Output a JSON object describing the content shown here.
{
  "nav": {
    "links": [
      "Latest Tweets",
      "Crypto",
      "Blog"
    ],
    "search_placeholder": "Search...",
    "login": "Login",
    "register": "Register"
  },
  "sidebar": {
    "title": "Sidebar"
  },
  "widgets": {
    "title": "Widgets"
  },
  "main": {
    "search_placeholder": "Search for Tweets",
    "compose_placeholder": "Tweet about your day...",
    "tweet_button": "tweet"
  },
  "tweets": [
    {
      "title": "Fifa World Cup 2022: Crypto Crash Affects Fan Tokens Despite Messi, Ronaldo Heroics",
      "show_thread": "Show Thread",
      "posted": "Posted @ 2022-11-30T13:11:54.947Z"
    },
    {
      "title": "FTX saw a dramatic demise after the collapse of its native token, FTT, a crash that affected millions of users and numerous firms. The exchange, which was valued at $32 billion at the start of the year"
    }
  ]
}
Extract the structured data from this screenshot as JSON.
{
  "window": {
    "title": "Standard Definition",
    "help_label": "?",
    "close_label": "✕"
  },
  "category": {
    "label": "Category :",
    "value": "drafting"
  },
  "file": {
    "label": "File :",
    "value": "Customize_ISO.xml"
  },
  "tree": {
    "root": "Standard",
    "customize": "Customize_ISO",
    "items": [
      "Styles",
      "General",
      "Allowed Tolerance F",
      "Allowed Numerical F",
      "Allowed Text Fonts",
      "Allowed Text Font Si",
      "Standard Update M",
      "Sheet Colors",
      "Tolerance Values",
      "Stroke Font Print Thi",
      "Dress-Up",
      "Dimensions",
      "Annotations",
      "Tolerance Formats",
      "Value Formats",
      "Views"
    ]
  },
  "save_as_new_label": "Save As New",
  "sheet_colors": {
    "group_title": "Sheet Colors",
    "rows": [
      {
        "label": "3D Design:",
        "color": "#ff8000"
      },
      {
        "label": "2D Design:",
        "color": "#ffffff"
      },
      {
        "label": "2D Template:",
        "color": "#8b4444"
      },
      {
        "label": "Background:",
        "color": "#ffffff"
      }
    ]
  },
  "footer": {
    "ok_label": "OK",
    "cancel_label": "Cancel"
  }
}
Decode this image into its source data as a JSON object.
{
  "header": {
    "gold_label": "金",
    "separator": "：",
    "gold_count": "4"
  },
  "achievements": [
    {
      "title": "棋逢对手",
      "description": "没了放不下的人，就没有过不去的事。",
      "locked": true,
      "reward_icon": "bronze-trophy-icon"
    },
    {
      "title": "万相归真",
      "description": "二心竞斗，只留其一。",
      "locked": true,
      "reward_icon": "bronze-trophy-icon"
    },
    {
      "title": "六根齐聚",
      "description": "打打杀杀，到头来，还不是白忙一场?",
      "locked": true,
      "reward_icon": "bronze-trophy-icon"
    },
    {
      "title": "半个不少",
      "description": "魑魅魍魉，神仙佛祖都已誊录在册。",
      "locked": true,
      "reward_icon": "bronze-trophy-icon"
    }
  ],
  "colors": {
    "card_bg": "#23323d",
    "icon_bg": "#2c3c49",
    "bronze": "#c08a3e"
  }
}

§ **Short exercise**
Exactly how many lines in the data above contain the word "Text"? Respond with the number and nothing more.

§ **Written solution**
2